Document extract:
DIY Wedding Invitations: Step-by-Step Tutorial & Ideas

So You Want to Make Your Own Wedding Invitations

Okay so the first thing you need to know is that DIY invitations can save you a TON of money but they also take way more time than you think. Like in spring 2023 I had this couple who decided two months before their wedding that they wanted to make their invitations from scratch and I was like… are you sure? But they did it and honestly they turned out gorgeous, so it’s totally doable.

The basic cost breakdown is gonna look something like this: you’re looking at $0.50 to $3.00 per invitation suite depending on how fancy you go. Compare that to professional invitations which run anywhere from $4 to $15+ per suite and yeah, the savings are real. For 100 invitations, you could spend $50-$300 doing it yourself versus $400-$1500+ ordering from a stationer.

What You Actually Need to Buy

Let me just list out the supplies because this is where people get overwhelmed. You don’t need everything, but here’s what’s available:

  • Cardstock: This is your main expense. Good quality cardstock costs about $15-$40 for 50-100 sheets depending on weight and finish. Get 80lb or 100lb weight minimum or it’ll feel cheap.
  • Envelopes: Buy these separately, around $20-$50 per 100. A5 size fits most standard invitations.
  • Printer ink: If you’re printing at home, budget $30-$60 for replacement cartridges. This is the thing that annoyed me SO much when I was making my own samples last year—the ink runs out SO fast and those cartridges are basically highway robbery.
  • Paper cutter: A decent one costs $15-$35. Don’t use scissors, I’m begging you.
  • Adhesive: Glue sticks, double-sided tape, or ATG gun. Budget $10-$25.
  • Embellishments: Ribbon, twine, wax seals, dried flowers—whatever you want. This ranges from $15 to $100+ depending on your vision.

Design Software Options

You can use Canva (free or $13/month for Pro), which honestly has amazing wedding invitation templates. Or if you’re comfortable with it, Adobe InDesign or Illustrator, but those require subscriptions around $20-$55/month. I usually tell people to just use Canva because it’s intuitive and you don’t need to learn design theory or whatever.

Microsoft Word works too if you’re going super simple. It’s not gonna be as pretty but like, if you’re on a tight budget it’s already on your computer probably.

The Actual Step-by-Step Process

Step 1: Figure Out Your Design

Before you buy anything, sit down and sketch out what you want. I tell my clients this constantly—don’t purchase supplies until you know your vision because you’ll end up with random stuff you don’t use. Think about:

  • Size (5×7 is standard, 4×6 is cheaper)
  • Number of cards in your suite (just invite? or invite + details card + RSVP card?)
  • Color scheme
  • Printing method (home printer vs. print shop)

A full suite with invitation, details card, and RSVP card will cost more in materials but looks more formal. A postcard-style single card is cheapest.

Data:
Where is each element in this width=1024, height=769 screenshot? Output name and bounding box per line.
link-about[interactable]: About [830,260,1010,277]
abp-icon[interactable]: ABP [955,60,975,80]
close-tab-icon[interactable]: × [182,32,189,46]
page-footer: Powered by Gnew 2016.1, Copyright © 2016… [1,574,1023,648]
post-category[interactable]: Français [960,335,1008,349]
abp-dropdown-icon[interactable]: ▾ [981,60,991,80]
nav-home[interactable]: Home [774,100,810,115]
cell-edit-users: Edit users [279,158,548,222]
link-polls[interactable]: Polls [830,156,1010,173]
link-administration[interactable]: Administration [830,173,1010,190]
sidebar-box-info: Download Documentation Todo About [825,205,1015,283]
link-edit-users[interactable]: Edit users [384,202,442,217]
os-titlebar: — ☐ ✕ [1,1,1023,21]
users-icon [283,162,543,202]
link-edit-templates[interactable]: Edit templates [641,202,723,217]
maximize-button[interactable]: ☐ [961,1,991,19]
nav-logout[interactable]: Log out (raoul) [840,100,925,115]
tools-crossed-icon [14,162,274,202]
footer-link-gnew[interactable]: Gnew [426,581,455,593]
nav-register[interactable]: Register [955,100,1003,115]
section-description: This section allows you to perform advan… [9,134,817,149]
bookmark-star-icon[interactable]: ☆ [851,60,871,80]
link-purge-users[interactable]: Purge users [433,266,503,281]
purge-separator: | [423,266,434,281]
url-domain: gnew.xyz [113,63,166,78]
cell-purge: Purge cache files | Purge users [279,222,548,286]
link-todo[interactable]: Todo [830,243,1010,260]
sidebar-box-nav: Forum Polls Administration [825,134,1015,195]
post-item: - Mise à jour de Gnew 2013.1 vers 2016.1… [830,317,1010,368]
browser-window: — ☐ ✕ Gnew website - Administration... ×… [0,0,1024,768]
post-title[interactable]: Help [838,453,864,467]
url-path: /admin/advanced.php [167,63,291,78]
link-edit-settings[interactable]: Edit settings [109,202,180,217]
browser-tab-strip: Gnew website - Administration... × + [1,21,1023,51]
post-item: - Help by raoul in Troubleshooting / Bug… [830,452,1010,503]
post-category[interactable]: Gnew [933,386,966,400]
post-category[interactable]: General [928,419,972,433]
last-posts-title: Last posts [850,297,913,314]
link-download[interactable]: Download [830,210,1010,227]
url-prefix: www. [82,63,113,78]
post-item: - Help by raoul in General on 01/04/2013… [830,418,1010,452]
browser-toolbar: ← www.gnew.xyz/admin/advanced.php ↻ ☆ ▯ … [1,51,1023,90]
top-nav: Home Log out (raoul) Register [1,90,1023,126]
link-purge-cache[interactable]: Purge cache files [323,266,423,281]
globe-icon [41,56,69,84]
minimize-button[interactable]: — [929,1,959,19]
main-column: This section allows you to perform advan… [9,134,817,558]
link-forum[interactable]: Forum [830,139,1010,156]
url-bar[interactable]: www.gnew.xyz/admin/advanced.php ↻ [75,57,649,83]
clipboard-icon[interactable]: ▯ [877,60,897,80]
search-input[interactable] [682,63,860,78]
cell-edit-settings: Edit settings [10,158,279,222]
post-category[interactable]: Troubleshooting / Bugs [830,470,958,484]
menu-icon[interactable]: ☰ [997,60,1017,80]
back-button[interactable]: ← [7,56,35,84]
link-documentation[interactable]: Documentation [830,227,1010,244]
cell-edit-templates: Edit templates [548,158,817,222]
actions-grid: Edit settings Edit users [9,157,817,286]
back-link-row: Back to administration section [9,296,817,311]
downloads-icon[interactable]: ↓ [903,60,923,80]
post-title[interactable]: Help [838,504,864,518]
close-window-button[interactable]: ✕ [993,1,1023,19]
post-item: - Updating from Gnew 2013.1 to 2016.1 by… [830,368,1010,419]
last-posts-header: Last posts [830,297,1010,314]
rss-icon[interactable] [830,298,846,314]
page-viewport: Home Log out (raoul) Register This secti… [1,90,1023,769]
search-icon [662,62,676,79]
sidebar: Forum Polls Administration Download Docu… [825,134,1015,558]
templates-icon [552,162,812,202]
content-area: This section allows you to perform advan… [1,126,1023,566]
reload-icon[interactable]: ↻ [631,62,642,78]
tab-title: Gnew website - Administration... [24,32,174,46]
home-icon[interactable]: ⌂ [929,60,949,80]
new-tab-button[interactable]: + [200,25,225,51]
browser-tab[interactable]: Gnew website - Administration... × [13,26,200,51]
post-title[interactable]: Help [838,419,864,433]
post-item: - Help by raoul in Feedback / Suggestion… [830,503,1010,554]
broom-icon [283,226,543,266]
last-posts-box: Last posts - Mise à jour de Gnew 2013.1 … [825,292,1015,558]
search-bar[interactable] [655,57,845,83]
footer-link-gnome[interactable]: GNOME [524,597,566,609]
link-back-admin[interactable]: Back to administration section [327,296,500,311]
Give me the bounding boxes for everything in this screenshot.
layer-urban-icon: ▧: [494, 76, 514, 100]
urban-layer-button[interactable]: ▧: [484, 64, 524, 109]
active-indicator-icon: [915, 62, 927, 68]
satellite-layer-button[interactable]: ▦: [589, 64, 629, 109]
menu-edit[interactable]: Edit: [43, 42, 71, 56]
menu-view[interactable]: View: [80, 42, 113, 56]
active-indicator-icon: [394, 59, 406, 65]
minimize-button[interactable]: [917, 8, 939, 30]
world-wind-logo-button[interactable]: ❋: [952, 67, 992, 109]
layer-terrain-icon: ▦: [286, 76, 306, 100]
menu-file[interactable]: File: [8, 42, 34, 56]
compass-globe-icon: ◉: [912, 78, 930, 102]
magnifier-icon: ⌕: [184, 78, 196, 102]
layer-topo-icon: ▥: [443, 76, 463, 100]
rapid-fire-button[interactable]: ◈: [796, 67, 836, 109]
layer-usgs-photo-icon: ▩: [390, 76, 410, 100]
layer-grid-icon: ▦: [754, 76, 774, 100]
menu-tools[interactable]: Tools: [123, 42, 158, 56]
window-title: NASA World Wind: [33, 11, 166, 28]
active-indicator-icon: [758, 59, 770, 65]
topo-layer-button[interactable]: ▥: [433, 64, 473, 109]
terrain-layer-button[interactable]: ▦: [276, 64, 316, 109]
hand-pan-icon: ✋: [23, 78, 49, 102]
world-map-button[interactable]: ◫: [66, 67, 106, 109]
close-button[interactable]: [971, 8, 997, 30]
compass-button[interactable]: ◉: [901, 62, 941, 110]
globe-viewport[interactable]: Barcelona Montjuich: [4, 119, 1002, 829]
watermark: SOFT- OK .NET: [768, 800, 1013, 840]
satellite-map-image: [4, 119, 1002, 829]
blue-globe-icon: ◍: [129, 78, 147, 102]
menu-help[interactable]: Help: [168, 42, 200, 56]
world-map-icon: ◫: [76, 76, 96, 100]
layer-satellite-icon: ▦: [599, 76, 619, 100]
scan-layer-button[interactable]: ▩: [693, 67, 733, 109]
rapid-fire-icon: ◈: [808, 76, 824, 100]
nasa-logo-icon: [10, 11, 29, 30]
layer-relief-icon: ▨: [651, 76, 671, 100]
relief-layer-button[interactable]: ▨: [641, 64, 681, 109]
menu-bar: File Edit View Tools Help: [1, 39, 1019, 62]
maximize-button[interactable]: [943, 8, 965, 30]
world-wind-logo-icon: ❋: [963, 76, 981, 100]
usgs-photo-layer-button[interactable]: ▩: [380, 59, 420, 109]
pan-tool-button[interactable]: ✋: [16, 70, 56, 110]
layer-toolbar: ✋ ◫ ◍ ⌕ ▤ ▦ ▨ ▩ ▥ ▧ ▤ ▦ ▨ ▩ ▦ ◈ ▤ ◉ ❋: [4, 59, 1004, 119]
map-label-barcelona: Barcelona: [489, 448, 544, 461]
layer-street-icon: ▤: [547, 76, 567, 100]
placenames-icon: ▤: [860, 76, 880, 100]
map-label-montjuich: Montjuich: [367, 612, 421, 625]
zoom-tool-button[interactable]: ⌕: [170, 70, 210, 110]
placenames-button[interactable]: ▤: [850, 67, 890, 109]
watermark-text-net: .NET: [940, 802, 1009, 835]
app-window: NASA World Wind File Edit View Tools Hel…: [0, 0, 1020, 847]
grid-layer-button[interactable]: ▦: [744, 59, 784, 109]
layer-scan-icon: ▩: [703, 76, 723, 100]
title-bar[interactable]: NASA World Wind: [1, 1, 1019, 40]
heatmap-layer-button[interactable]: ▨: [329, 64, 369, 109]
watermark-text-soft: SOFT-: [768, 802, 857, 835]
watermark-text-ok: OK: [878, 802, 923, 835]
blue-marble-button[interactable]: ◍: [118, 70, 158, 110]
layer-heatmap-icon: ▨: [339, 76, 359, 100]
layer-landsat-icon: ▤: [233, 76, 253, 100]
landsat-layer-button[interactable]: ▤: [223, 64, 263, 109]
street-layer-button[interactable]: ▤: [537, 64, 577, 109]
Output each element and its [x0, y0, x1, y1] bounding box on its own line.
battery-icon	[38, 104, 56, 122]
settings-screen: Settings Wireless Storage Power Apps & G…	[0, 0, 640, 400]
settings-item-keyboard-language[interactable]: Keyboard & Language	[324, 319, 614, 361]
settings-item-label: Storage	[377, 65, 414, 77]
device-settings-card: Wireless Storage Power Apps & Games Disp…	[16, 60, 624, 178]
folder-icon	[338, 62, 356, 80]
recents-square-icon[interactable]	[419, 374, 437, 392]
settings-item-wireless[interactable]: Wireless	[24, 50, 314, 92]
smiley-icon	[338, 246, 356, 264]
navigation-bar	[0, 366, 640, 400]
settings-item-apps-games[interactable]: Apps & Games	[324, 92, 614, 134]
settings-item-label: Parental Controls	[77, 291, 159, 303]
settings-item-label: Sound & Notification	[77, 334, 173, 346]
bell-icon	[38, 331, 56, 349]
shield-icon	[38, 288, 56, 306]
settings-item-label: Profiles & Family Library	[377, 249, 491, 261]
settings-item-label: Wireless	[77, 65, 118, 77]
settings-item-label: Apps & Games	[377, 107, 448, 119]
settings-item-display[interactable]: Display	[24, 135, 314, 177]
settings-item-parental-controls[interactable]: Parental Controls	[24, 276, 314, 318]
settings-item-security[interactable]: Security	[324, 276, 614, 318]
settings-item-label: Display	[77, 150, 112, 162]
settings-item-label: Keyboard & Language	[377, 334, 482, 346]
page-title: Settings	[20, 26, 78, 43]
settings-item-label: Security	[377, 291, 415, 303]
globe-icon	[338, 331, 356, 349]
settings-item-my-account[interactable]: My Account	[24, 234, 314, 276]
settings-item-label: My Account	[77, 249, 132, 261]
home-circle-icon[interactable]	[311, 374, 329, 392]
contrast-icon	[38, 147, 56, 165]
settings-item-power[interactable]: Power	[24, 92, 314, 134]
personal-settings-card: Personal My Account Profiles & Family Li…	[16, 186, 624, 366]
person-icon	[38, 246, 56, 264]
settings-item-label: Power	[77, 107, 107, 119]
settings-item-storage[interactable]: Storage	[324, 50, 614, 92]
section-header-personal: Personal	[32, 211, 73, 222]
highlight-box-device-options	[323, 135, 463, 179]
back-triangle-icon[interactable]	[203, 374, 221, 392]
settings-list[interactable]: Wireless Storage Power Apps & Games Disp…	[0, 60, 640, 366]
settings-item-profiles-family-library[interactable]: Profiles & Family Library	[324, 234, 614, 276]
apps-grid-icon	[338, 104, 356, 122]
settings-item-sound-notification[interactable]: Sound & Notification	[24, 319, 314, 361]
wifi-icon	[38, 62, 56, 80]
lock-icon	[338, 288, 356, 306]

Parts of the exercise:
**1)** Reproduce the records verbatim, from their first line through the line that contains "link-edit-users[interactable]: Edit users", including both of those lines.
**2)** Continue the DIY wedding invitations tutorial from where it stops.

Final answers:
**1)**
Where is each element in this width=1024, height=769 screenshot? Output name and bounding box per line.
link-about[interactable]: About [830,260,1010,277]
abp-icon[interactable]: ABP [955,60,975,80]
close-tab-icon[interactable]: × [182,32,189,46]
page-footer: Powered by Gnew 2016.1, Copyright © 2016… [1,574,1023,648]
post-category[interactable]: Français [960,335,1008,349]
abp-dropdown-icon[interactable]: ▾ [981,60,991,80]
nav-home[interactable]: Home [774,100,810,115]
cell-edit-users: Edit users [279,158,548,222]
link-polls[interactable]: Polls [830,156,1010,173]
link-administration[interactable]: Administration [830,173,1010,190]
sidebar-box-info: Download Documentation Todo About [825,205,1015,283]
link-edit-users[interactable]: Edit users [384,202,442,217]

**2)**
DIY Wedding Invitations: Step-by-Step Tutorial & Ideas

Step 2: Create Your Design

Open Canva and search “wedding invitation” in templates. Pick one you like and customize it with your info. Key things to include:

  • Names (obviously)
  • Date and time
  • Venue name and address
  • RSVP deadline and method
  • Dress code if applicable
  • Wedding website URL

Make sure your fonts are readable. I’ve seen so many couples pick these gorgeous script fonts that literally no one can read and then guests show up at the wrong time or… actually that happened to me with a client in summer 2021, half the guests went to the ceremony venue instead of the getting-ready photos location because the script font made the venue name impossible to decipher.

Set your design to the exact size you want with 0.125-inch bleed if you’re printing full edge-to-edge. Save it as a PDF for best print quality.

Step 3: Test Print

Do NOT print all 100 invitations right away. Print 2-3 test copies on regular paper first. Check for:

  • Typos (I’ve seen way too many invitations with typos, it happens)
  • Color accuracy
  • Alignment issues
  • Size accuracy

Then print ONE on your actual cardstock to make sure it feeds through your printer correctly and the colors look right on the fancy paper.

Step 4: Print Your Invitations

Okay so here’s where you decide: home printing or print shop?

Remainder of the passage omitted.